---------- RECORDS FOR THIS EXERCISE ----------
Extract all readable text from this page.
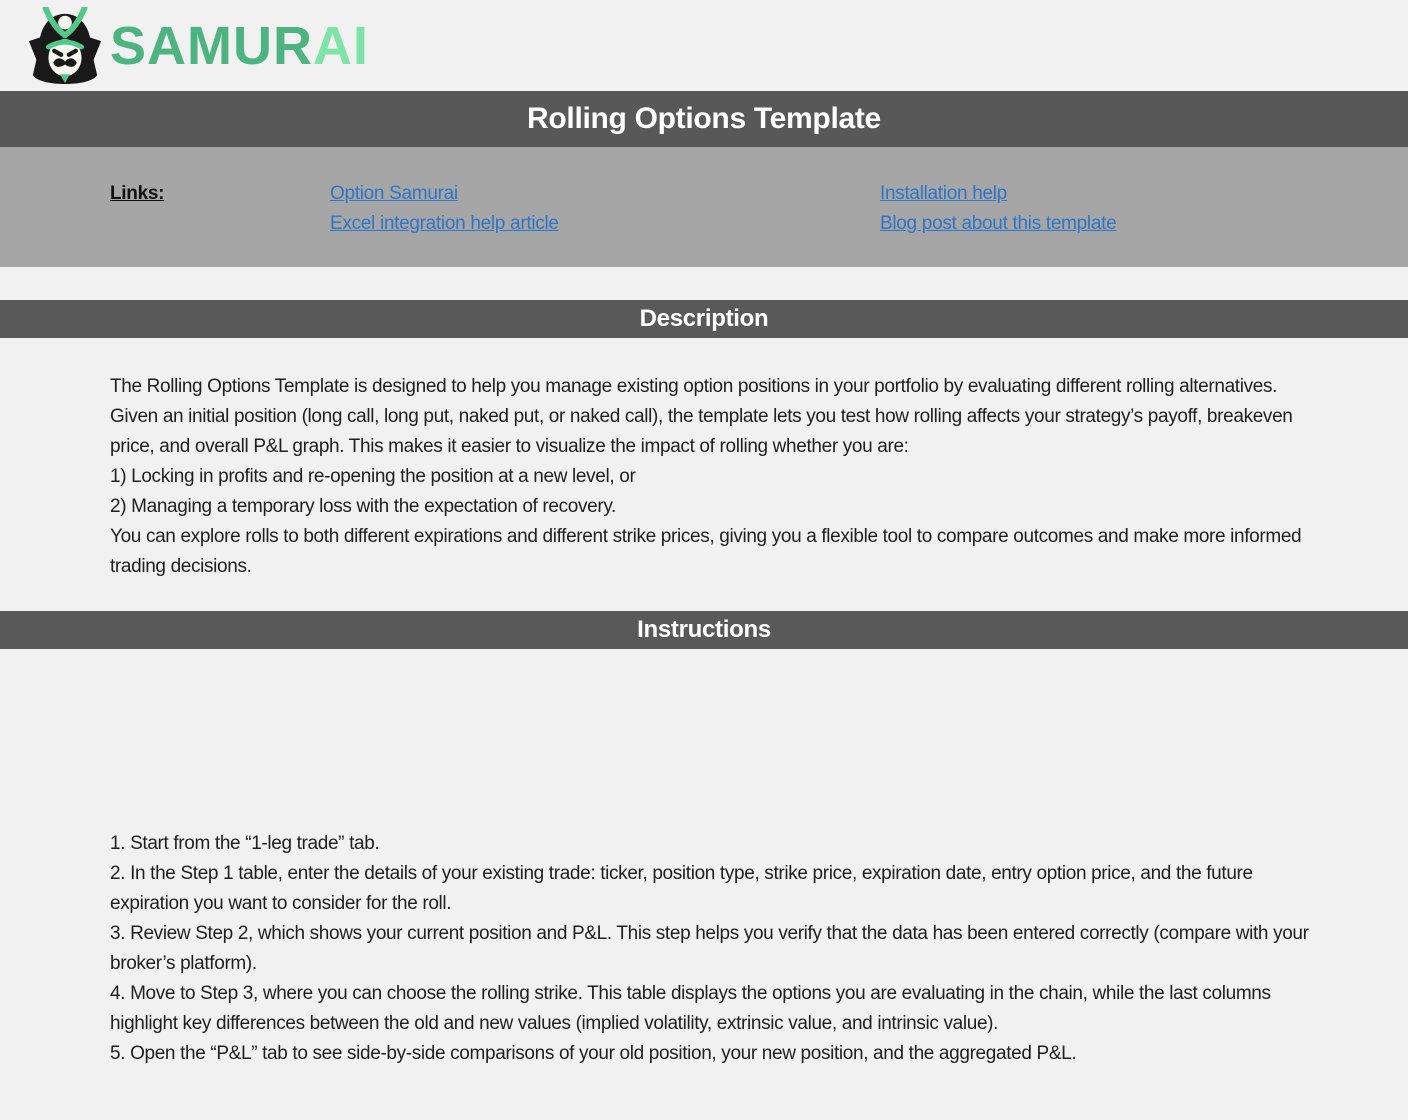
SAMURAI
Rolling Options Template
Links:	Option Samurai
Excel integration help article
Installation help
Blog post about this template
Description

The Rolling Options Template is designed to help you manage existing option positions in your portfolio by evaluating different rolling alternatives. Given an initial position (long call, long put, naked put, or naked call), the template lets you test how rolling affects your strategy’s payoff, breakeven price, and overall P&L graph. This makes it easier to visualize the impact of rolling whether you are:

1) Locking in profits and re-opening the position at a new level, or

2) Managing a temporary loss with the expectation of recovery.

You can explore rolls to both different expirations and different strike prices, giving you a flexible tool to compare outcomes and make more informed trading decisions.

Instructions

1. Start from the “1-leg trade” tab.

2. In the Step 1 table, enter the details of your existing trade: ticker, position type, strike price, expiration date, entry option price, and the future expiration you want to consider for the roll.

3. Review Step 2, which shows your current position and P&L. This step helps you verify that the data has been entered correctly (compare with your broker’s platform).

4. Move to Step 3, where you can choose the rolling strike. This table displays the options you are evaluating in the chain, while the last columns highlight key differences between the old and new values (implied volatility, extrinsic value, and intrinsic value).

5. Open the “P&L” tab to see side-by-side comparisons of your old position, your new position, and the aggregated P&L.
----------
SHORT EXERCISE
Transcribe every line from the records above without alteration, and leave out the images.

RESPONSE BELOW
Extract all readable text from this page.
SAMURAI
Rolling Options Template
Links:	Option Samurai
Excel integration help article
Installation help
Blog post about this template
Description

The Rolling Options Template is designed to help you manage existing option positions in your portfolio by evaluating different rolling alternatives. Given an initial position (long call, long put, naked put, or naked call), the template lets you test how rolling affects your strategy’s payoff, breakeven price, and overall P&L graph. This makes it easier to visualize the impact of rolling whether you are:

1) Locking in profits and re-opening the position at a new level, or

2) Managing a temporary loss with the expectation of recovery.

You can explore rolls to both different expirations and different strike prices, giving you a flexible tool to compare outcomes and make more informed trading decisions.

Instructions

1. Start from the “1-leg trade” tab.

2. In the Step 1 table, enter the details of your existing trade: ticker, position type, strike price, expiration date, entry option price, and the future expiration you want to consider for the roll.

3. Review Step 2, which shows your current position and P&L. This step helps you verify that the data has been entered correctly (compare with your broker’s platform).

4. Move to Step 3, where you can choose the rolling strike. This table displays the options you are evaluating in the chain, while the last columns highlight key differences between the old and new values (implied volatility, extrinsic value, and intrinsic value).

5. Open the “P&L” tab to see side-by-side comparisons of your old position, your new position, and the aggregated P&L.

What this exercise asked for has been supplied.